### Goal
Write out the listing in full, matching it word for word.

Extracted records
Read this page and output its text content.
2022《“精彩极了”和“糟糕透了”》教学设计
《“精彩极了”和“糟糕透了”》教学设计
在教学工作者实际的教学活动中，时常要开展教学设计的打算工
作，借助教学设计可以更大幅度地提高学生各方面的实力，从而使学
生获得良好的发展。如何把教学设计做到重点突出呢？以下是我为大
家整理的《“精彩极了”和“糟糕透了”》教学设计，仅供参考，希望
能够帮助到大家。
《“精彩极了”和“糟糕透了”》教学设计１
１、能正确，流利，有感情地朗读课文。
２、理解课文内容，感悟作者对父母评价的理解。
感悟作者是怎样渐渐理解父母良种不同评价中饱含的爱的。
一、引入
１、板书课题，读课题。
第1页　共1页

### Reply to the exercise
Read this page and output its text content.
2022《“精彩极了”和“糟糕透了”》教学设计
《“精彩极了”和“糟糕透了”》教学设计
在教学工作者实际的教学活动中，时常要开展教学设计的打算工
作，借助教学设计可以更大幅度地提高学生各方面的实力，从而使学
生获得良好的发展。如何把教学设计做到重点突出呢？以下是我为大
家整理的《“精彩极了”和“糟糕透了”》教学设计，仅供参考，希望
能够帮助到大家。
《“精彩极了”和“糟糕透了”》教学设计１
１、能正确，流利，有感情地朗读课文。
２、理解课文内容，感悟作者对父母评价的理解。
感悟作者是怎样渐渐理解父母良种不同评价中饱含的爱的。
一、引入
１、板书课题，读课题。
第1页　共1页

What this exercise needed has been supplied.